DATA SHOWN:

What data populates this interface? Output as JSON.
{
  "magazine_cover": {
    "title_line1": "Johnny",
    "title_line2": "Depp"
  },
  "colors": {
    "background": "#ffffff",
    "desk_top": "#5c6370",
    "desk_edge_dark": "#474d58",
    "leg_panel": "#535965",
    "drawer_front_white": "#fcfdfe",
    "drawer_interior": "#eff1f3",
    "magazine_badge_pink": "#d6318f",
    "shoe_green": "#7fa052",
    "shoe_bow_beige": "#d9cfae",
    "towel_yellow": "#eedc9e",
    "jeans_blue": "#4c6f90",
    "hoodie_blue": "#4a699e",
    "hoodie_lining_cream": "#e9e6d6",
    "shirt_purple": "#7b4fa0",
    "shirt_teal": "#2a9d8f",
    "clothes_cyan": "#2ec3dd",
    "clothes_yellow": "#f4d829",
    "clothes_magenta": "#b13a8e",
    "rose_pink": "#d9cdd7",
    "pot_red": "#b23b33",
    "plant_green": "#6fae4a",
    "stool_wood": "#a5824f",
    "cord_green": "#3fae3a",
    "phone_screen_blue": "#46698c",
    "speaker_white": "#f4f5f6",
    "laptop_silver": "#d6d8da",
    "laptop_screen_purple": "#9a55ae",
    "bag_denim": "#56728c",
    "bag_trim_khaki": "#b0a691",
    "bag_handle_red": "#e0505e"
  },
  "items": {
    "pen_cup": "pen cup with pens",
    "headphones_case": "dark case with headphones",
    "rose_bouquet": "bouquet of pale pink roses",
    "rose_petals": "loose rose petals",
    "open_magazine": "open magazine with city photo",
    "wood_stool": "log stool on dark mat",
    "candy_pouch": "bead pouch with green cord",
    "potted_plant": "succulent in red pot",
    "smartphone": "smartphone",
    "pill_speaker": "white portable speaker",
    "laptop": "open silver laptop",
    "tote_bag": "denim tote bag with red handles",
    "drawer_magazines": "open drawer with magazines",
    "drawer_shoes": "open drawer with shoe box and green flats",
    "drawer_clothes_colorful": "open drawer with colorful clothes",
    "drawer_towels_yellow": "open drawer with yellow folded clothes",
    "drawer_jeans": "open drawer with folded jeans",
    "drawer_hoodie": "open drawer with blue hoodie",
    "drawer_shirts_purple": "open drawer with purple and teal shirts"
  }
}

EXERCISE TASK: Extract all the entries word for word.

RESULT BELOW:
What data populates this interface? Output as JSON.
{
  "magazine_cover": {
    "title_line1": "Johnny",
    "title_line2": "Depp"
  },
  "colors": {
    "background": "#ffffff",
    "desk_top": "#5c6370",
    "desk_edge_dark": "#474d58",
    "leg_panel": "#535965",
    "drawer_front_white": "#fcfdfe",
    "drawer_interior": "#eff1f3",
    "magazine_badge_pink": "#d6318f",
    "shoe_green": "#7fa052",
    "shoe_bow_beige": "#d9cfae",
    "towel_yellow": "#eedc9e",
    "jeans_blue": "#4c6f90",
    "hoodie_blue": "#4a699e",
    "hoodie_lining_cream": "#e9e6d6",
    "shirt_purple": "#7b4fa0",
    "shirt_teal": "#2a9d8f",
    "clothes_cyan": "#2ec3dd",
    "clothes_yellow": "#f4d829",
    "clothes_magenta": "#b13a8e",
    "rose_pink": "#d9cdd7",
    "pot_red": "#b23b33",
    "plant_green": "#6fae4a",
    "stool_wood": "#a5824f",
    "cord_green": "#3fae3a",
    "phone_screen_blue": "#46698c",
    "speaker_white": "#f4f5f6",
    "laptop_silver": "#d6d8da",
    "laptop_screen_purple": "#9a55ae",
    "bag_denim": "#56728c",
    "bag_trim_khaki": "#b0a691",
    "bag_handle_red": "#e0505e"
  },
  "items": {
    "pen_cup": "pen cup with pens",
    "headphones_case": "dark case with headphones",
    "rose_bouquet": "bouquet of pale pink roses",
    "rose_petals": "loose rose petals",
    "open_magazine": "open magazine with city photo",
    "wood_stool": "log stool on dark mat",
    "candy_pouch": "bead pouch with green cord",
    "potted_plant": "succulent in red pot",
    "smartphone": "smartphone",
    "pill_speaker": "white portable speaker",
    "laptop": "open silver laptop",
    "tote_bag": "denim tote bag with red handles",
    "drawer_magazines": "open drawer with magazines",
    "drawer_shoes": "open drawer with shoe box and green flats",
    "drawer_clothes_colorful": "open drawer with colorful clothes",
    "drawer_towels_yellow": "open drawer with yellow folded clothes",
    "drawer_jeans": "open drawer with folded jeans",
    "drawer_hoodie": "open drawer with blue hoodie",
    "drawer_shirts_purple": "open drawer with purple and teal shirts"
  }
}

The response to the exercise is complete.